Rows
## START

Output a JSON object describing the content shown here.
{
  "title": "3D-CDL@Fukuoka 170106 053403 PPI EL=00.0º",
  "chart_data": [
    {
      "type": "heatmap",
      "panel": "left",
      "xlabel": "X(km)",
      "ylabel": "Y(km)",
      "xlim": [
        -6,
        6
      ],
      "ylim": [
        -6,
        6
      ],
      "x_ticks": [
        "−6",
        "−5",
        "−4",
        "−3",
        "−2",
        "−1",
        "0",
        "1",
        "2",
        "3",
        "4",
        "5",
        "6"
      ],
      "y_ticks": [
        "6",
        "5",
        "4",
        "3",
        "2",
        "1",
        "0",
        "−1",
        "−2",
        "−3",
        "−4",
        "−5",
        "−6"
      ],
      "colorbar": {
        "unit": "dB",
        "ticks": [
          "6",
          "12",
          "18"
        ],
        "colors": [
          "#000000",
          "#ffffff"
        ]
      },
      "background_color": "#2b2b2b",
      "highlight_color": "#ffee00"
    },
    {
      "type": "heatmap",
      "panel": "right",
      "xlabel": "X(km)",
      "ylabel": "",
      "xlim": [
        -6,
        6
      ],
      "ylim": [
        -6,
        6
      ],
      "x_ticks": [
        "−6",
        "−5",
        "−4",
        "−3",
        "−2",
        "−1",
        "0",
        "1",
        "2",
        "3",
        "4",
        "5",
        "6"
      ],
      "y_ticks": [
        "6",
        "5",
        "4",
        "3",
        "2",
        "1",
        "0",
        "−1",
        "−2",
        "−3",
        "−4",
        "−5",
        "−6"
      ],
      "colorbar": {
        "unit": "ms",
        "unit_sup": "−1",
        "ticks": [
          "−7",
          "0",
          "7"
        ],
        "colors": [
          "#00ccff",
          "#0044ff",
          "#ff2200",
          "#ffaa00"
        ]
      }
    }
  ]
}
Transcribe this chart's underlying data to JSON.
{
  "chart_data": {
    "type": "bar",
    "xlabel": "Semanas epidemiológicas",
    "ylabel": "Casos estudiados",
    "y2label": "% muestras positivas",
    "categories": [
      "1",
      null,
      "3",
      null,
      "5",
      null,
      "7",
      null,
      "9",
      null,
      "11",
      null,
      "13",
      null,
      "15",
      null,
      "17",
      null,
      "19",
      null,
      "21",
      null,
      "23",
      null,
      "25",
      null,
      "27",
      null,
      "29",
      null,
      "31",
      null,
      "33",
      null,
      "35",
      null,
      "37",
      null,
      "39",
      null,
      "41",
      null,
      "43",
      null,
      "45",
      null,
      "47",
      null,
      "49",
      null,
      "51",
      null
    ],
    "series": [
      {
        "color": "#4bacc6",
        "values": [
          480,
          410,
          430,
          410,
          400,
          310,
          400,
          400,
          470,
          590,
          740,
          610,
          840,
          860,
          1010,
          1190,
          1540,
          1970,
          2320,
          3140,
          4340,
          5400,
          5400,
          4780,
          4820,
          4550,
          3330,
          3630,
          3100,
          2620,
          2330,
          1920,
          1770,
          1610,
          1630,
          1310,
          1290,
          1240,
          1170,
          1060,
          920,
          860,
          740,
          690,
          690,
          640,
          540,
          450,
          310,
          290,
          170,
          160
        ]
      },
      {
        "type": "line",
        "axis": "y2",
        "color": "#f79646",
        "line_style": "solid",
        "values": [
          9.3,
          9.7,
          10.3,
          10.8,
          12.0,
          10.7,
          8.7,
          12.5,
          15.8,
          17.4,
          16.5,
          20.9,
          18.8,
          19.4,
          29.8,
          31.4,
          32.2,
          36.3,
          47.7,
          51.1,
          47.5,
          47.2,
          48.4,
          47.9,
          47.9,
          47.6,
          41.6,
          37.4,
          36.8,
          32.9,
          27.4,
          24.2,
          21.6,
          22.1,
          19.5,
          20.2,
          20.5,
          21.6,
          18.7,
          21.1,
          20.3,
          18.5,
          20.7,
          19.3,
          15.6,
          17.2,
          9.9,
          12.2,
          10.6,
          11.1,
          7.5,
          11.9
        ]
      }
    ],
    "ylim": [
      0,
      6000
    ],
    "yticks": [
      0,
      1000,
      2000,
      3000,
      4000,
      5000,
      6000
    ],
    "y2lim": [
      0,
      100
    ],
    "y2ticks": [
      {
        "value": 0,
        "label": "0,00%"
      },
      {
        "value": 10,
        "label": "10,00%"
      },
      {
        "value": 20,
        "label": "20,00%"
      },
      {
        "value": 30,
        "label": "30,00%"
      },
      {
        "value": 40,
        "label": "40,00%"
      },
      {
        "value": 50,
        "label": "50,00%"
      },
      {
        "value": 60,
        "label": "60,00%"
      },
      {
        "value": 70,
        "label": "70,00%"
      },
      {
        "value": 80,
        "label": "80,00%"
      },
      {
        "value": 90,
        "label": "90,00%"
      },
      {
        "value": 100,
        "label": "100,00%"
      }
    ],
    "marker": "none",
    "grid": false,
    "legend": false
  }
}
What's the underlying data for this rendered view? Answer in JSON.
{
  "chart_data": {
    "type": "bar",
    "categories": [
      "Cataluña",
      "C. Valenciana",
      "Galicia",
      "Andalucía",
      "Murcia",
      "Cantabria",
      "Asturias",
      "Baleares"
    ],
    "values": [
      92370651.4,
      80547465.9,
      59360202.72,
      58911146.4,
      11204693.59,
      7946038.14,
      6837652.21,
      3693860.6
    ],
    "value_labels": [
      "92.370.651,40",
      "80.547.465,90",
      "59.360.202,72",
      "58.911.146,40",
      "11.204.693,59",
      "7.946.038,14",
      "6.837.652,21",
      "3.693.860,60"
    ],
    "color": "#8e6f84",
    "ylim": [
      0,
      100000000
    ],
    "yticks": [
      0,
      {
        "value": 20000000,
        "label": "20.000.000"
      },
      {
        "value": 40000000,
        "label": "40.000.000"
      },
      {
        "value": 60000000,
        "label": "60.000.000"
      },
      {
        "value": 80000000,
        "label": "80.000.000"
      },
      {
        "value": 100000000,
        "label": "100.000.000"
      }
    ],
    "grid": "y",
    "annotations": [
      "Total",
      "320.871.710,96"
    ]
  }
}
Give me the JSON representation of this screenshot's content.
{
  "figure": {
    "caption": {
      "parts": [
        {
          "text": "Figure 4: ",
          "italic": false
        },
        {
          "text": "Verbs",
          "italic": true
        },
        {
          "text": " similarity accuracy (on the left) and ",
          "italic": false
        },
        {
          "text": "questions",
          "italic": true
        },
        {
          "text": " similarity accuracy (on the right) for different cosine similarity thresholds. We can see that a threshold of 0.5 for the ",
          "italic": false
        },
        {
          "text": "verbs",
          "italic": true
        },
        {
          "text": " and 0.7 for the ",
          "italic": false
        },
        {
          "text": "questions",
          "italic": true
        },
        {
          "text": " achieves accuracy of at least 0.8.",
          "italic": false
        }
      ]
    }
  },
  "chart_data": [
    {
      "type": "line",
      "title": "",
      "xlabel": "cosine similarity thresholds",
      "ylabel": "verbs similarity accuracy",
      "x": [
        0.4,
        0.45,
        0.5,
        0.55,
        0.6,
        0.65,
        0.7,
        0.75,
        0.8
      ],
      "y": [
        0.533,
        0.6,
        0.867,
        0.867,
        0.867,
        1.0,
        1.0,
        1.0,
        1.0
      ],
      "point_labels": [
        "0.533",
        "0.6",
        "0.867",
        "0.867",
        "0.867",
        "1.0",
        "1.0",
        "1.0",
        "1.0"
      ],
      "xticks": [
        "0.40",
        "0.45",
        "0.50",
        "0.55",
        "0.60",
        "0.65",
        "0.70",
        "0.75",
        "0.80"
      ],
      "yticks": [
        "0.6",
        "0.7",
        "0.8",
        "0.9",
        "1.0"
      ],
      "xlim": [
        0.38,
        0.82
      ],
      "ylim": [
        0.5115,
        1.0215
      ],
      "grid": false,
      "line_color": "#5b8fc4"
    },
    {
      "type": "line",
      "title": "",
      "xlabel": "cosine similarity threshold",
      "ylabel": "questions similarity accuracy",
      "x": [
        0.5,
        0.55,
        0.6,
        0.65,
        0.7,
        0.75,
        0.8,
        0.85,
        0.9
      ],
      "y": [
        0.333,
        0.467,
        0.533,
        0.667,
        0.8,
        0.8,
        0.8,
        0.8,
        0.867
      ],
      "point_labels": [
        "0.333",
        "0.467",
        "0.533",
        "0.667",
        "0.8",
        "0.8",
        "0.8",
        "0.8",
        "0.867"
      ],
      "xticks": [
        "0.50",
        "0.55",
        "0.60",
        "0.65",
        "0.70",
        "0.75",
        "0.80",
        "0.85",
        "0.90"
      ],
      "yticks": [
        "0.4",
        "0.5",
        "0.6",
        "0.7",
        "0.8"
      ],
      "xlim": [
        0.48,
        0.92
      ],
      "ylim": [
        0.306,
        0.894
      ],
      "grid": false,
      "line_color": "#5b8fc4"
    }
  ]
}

## END

What is expected
Which lines hold the word "ylabel"? Show each one.

Task result
      "ylabel": "Y(km)",
      "ylabel": "",
    "ylabel": "Casos estudiados",
      "ylabel": "verbs similarity accuracy",
      "ylabel": "questions similarity accuracy",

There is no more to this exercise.